Extracts from a graphics dataset:
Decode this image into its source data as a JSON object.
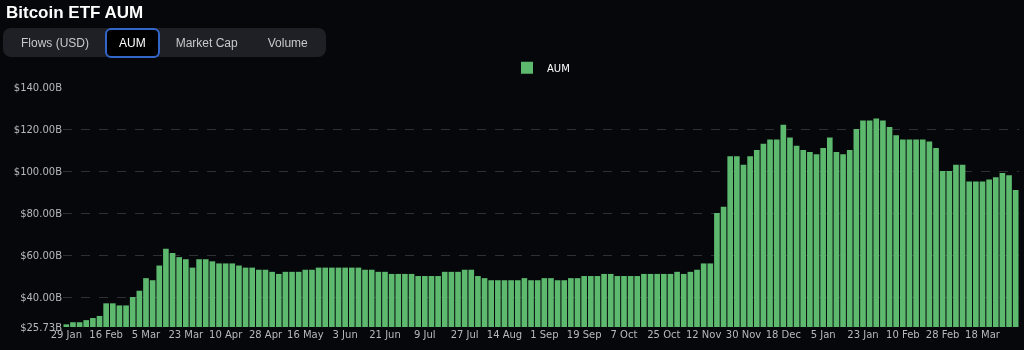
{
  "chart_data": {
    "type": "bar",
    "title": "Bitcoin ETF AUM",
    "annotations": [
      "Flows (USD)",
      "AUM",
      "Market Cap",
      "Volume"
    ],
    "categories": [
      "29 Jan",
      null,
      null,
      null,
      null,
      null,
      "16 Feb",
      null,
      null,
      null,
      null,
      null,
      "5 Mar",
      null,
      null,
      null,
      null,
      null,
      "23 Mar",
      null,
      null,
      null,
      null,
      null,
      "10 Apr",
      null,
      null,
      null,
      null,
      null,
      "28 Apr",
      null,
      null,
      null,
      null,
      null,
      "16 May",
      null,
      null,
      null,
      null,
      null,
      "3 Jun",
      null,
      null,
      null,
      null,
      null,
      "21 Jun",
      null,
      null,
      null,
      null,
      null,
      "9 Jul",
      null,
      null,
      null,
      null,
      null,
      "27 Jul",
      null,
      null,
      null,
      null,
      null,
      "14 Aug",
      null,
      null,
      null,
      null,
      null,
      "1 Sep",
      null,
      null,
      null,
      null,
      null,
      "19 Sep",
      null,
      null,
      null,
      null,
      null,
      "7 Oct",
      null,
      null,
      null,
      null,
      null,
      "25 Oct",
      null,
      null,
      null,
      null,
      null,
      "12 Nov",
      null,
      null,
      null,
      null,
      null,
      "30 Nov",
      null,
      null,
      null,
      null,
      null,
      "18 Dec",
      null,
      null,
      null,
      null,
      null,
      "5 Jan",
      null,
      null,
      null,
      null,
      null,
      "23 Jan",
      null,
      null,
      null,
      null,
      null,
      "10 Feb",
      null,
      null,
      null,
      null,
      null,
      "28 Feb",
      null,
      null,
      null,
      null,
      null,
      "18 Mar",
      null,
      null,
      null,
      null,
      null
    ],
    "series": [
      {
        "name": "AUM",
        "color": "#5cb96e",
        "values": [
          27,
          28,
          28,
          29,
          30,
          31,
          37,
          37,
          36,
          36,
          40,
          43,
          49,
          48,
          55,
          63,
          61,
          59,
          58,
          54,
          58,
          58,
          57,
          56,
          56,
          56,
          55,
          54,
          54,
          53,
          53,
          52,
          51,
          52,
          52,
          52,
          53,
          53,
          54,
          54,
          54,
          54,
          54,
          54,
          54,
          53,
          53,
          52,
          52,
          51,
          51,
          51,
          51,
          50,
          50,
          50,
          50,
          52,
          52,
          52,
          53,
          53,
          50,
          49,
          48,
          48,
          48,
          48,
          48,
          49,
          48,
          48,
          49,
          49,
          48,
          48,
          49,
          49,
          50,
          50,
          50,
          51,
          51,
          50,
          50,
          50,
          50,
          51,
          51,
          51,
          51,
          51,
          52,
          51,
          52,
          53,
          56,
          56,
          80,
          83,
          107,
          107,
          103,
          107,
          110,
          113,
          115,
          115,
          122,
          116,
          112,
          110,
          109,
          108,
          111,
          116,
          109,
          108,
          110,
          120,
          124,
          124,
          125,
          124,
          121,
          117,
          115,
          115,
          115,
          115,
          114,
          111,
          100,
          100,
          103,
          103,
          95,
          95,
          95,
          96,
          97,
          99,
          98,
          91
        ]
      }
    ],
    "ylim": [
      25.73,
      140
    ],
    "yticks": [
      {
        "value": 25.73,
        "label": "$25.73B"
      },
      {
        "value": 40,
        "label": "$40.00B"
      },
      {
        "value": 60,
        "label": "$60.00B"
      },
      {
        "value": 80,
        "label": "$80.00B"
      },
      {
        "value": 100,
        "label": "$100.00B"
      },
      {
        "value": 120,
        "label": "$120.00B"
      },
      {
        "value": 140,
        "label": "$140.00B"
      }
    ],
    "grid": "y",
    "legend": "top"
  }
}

Aim of the exercise
Restate each entry word for word, please, but drop any images it holds.

Output of the exercise
Decode this image into its source data as a JSON object.
{
  "chart_data": {
    "type": "bar",
    "title": "Bitcoin ETF AUM",
    "annotations": [
      "Flows (USD)",
      "AUM",
      "Market Cap",
      "Volume"
    ],
    "categories": [
      "29 Jan",
      null,
      null,
      null,
      null,
      null,
      "16 Feb",
      null,
      null,
      null,
      null,
      null,
      "5 Mar",
      null,
      null,
      null,
      null,
      null,
      "23 Mar",
      null,
      null,
      null,
      null,
      null,
      "10 Apr",
      null,
      null,
      null,
      null,
      null,
      "28 Apr",
      null,
      null,
      null,
      null,
      null,
      "16 May",
      null,
      null,
      null,
      null,
      null,
      "3 Jun",
      null,
      null,
      null,
      null,
      null,
      "21 Jun",
      null,
      null,
      null,
      null,
      null,
      "9 Jul",
      null,
      null,
      null,
      null,
      null,
      "27 Jul",
      null,
      null,
      null,
      null,
      null,
      "14 Aug",
      null,
      null,
      null,
      null,
      null,
      "1 Sep",
      null,
      null,
      null,
      null,
      null,
      "19 Sep",
      null,
      null,
      null,
      null,
      null,
      "7 Oct",
      null,
      null,
      null,
      null,
      null,
      "25 Oct",
      null,
      null,
      null,
      null,
      null,
      "12 Nov",
      null,
      null,
      null,
      null,
      null,
      "30 Nov",
      null,
      null,
      null,
      null,
      null,
      "18 Dec",
      null,
      null,
      null,
      null,
      null,
      "5 Jan",
      null,
      null,
      null,
      null,
      null,
      "23 Jan",
      null,
      null,
      null,
      null,
      null,
      "10 Feb",
      null,
      null,
      null,
      null,
      null,
      "28 Feb",
      null,
      null,
      null,
      null,
      null,
      "18 Mar",
      null,
      null,
      null,
      null,
      null
    ],
    "series": [
      {
        "name": "AUM",
        "color": "#5cb96e",
        "values": [
          27,
          28,
          28,
          29,
          30,
          31,
          37,
          37,
          36,
          36,
          40,
          43,
          49,
          48,
          55,
          63,
          61,
          59,
          58,
          54,
          58,
          58,
          57,
          56,
          56,
          56,
          55,
          54,
          54,
          53,
          53,
          52,
          51,
          52,
          52,
          52,
          53,
          53,
          54,
          54,
          54,
          54,
          54,
          54,
          54,
          53,
          53,
          52,
          52,
          51,
          51,
          51,
          51,
          50,
          50,
          50,
          50,
          52,
          52,
          52,
          53,
          53,
          50,
          49,
          48,
          48,
          48,
          48,
          48,
          49,
          48,
          48,
          49,
          49,
          48,
          48,
          49,
          49,
          50,
          50,
          50,
          51,
          51,
          50,
          50,
          50,
          50,
          51,
          51,
          51,
          51,
          51,
          52,
          51,
          52,
          53,
          56,
          56,
          80,
          83,
          107,
          107,
          103,
          107,
          110,
          113,
          115,
          115,
          122,
          116,
          112,
          110,
          109,
          108,
          111,
          116,
          109,
          108,
          110,
          120,
          124,
          124,
          125,
          124,
          121,
          117,
          115,
          115,
          115,
          115,
          114,
          111,
          100,
          100,
          103,
          103,
          95,
          95,
          95,
          96,
          97,
          99,
          98,
          91
        ]
      }
    ],
    "ylim": [
      25.73,
      140
    ],
    "yticks": [
      {
        "value": 25.73,
        "label": "$25.73B"
      },
      {
        "value": 40,
        "label": "$40.00B"
      },
      {
        "value": 60,
        "label": "$60.00B"
      },
      {
        "value": 80,
        "label": "$80.00B"
      },
      {
        "value": 100,
        "label": "$100.00B"
      },
      {
        "value": 120,
        "label": "$120.00B"
      },
      {
        "value": 140,
        "label": "$140.00B"
      }
    ],
    "grid": "y",
    "legend": "top"
  }
}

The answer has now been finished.